Given problem:
Take each line containing the word "foot" and copy it.

The data:
◆ ◆ ◆ ◆
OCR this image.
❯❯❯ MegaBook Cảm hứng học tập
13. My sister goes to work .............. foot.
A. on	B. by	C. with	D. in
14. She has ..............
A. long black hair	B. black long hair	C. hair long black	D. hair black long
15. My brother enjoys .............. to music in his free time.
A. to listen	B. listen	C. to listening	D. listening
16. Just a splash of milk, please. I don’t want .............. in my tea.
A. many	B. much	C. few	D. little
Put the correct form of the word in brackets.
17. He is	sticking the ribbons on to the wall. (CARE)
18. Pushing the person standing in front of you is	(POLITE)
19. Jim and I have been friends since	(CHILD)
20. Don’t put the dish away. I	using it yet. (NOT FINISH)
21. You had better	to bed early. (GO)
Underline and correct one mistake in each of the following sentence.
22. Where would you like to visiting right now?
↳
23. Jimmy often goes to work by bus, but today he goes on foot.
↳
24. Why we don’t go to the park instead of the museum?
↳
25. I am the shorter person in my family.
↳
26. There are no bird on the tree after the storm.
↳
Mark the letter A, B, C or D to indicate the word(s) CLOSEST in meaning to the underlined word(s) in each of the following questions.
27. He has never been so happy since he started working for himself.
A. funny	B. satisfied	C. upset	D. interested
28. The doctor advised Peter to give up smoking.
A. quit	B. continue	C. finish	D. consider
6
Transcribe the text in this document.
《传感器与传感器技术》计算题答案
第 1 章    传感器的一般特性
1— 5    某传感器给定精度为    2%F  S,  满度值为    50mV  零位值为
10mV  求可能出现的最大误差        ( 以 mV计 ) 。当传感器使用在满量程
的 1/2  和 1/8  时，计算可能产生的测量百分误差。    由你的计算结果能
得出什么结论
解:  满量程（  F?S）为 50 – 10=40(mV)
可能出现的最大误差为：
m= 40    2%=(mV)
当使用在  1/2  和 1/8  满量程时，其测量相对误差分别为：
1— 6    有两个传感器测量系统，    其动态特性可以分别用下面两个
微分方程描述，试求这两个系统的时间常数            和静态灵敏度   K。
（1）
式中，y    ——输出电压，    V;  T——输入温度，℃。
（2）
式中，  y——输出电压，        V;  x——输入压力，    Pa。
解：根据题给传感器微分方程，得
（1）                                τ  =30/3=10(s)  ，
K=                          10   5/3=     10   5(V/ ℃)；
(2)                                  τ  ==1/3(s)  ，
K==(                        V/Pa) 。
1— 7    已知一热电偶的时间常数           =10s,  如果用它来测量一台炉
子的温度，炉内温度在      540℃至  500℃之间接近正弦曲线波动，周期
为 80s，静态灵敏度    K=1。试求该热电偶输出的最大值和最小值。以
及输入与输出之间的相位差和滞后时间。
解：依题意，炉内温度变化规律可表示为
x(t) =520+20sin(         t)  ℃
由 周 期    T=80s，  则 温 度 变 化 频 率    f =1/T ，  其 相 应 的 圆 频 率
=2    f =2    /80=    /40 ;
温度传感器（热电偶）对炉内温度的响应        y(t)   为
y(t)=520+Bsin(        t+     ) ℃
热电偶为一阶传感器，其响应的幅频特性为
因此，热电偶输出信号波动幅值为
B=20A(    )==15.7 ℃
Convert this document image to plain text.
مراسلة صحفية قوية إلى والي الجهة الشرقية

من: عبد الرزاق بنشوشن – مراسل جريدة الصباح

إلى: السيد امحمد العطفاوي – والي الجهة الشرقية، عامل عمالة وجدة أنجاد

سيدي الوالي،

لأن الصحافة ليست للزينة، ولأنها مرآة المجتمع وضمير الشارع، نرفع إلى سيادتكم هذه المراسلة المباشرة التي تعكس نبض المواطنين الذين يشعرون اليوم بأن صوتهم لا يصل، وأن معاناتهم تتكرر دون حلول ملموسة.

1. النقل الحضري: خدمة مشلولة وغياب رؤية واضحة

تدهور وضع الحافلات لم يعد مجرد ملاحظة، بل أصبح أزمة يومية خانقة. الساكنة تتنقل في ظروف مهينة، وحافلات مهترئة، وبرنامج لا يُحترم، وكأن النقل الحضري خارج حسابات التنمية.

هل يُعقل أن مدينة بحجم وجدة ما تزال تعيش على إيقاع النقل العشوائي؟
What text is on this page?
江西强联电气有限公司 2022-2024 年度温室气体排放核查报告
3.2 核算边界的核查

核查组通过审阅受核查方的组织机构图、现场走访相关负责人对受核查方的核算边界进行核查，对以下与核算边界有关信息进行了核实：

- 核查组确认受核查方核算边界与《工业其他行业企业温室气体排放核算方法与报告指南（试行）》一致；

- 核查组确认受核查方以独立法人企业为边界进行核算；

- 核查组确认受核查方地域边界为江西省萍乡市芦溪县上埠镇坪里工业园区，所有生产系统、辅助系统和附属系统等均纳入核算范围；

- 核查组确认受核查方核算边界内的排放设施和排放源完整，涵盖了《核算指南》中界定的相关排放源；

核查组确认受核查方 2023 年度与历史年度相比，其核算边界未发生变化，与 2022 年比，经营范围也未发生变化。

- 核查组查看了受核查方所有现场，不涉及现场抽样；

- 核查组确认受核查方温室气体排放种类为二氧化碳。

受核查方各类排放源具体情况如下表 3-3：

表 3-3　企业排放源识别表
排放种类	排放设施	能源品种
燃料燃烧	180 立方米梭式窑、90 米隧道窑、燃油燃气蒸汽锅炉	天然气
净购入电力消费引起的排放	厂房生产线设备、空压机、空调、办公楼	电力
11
◆ ◆ ◆ ◆
The result:
13. My sister goes to work .............. foot.
23. Jimmy often goes to work by bus, but today he goes on foot.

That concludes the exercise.